Element boundary records
+---+
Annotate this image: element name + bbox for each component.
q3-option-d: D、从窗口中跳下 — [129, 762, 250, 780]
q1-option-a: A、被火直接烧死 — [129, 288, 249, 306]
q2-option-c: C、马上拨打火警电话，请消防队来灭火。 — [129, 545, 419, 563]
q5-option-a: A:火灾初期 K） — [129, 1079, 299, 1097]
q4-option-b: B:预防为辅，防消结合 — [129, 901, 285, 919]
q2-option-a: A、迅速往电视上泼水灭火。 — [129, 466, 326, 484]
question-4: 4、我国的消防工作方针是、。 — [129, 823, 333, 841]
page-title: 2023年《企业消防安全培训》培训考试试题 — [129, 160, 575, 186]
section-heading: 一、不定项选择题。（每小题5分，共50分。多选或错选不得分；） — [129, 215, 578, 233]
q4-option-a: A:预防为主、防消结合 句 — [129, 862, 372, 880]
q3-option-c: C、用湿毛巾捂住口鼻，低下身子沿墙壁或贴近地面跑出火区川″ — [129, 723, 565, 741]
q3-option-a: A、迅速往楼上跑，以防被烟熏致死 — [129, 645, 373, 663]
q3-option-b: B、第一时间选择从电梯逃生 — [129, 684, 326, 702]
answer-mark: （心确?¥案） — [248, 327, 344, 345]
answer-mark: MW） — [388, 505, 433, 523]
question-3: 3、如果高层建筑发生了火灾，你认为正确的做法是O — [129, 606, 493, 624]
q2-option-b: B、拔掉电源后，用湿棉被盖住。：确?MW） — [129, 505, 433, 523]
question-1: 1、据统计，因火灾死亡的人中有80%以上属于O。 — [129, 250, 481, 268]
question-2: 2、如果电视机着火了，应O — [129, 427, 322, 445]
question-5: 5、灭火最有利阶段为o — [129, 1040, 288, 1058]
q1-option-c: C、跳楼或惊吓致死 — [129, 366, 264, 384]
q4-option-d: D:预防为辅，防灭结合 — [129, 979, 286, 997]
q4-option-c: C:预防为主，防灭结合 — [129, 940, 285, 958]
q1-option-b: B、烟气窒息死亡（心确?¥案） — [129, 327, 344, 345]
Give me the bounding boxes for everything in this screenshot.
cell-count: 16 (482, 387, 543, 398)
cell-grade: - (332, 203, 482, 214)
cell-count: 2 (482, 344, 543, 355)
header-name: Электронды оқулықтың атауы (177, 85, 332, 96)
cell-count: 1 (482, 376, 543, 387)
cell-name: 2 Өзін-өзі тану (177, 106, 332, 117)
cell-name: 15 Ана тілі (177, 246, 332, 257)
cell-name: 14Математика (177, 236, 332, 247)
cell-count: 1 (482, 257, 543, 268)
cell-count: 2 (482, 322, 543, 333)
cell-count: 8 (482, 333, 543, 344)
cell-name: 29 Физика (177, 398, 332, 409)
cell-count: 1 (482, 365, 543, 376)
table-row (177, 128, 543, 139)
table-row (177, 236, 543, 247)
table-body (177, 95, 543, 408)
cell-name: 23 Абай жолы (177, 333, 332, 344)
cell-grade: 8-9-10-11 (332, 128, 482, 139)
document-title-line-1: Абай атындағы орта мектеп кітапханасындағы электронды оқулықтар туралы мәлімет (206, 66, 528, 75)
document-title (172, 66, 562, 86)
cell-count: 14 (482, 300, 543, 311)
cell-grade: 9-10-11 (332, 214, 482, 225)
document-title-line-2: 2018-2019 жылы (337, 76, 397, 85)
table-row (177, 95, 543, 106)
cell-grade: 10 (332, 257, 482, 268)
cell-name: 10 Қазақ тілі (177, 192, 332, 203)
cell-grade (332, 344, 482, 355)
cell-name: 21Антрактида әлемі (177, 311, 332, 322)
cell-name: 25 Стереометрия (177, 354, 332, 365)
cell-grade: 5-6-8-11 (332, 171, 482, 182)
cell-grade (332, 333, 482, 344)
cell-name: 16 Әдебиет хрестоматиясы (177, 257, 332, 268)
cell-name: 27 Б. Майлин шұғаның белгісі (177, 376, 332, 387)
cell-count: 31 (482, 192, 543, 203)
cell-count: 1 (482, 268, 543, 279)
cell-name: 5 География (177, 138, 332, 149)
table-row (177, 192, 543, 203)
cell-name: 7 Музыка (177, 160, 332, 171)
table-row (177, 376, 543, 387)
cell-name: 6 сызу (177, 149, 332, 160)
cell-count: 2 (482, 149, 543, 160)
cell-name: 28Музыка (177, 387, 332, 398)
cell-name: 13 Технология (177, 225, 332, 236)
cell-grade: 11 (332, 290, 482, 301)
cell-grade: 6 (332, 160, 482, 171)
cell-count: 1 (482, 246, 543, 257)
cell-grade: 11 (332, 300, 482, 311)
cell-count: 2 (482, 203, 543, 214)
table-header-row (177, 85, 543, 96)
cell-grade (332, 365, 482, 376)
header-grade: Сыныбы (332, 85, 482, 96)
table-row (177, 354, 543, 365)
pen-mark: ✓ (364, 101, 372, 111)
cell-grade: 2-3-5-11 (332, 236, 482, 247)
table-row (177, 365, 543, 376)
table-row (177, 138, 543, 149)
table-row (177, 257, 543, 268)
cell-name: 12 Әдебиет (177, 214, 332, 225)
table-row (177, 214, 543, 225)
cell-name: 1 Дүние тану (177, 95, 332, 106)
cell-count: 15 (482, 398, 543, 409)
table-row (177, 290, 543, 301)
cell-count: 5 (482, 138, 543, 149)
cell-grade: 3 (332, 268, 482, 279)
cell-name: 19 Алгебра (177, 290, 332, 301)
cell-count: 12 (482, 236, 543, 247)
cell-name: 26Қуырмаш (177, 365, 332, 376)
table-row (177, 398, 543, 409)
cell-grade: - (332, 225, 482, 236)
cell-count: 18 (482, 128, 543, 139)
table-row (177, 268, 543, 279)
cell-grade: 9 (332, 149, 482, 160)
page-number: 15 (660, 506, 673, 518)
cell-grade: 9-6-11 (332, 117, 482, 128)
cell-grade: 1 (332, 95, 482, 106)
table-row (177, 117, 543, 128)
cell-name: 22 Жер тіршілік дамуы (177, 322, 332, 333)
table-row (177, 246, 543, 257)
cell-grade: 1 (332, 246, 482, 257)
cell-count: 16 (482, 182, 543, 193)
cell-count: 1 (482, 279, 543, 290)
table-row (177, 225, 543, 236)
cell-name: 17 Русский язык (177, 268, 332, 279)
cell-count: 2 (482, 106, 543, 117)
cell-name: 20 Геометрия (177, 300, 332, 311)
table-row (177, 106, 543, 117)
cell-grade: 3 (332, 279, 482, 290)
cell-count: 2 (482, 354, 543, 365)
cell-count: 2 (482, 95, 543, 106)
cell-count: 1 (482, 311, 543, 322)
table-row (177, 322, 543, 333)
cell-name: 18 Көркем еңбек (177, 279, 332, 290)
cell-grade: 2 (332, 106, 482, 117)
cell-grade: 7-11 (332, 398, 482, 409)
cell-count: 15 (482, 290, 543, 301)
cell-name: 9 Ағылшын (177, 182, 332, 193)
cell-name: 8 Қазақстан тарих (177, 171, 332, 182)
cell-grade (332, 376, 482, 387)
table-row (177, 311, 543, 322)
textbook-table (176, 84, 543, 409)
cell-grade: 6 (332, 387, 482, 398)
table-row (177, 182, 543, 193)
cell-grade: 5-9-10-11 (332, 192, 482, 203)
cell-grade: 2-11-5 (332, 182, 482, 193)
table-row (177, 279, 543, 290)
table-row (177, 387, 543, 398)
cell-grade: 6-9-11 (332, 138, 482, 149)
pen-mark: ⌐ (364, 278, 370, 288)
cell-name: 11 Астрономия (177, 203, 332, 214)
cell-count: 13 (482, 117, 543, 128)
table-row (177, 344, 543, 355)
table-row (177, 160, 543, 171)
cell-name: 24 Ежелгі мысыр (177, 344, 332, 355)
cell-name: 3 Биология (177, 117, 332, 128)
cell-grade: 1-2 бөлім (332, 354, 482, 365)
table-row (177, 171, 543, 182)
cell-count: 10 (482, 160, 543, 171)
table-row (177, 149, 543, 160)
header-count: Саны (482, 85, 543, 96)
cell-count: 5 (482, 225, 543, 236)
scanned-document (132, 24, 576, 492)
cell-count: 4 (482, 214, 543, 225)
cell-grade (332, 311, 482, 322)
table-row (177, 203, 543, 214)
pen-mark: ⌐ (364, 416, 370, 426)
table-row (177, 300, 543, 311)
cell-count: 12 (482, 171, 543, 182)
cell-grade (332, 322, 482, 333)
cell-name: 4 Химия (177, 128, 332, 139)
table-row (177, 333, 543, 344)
+---+
**Prompt:**
Copy the listing word for word, from its first line through the line containing "q5-option-a: A:火灾初期 K）", with both of those lines included.

**Worked answer:**
Annotate this image: element name + bbox for each component.
q3-option-d: D、从窗口中跳下 — [129, 762, 250, 780]
q1-option-a: A、被火直接烧死 — [129, 288, 249, 306]
q2-option-c: C、马上拨打火警电话，请消防队来灭火。 — [129, 545, 419, 563]
q5-option-a: A:火灾初期 K） — [129, 1079, 299, 1097]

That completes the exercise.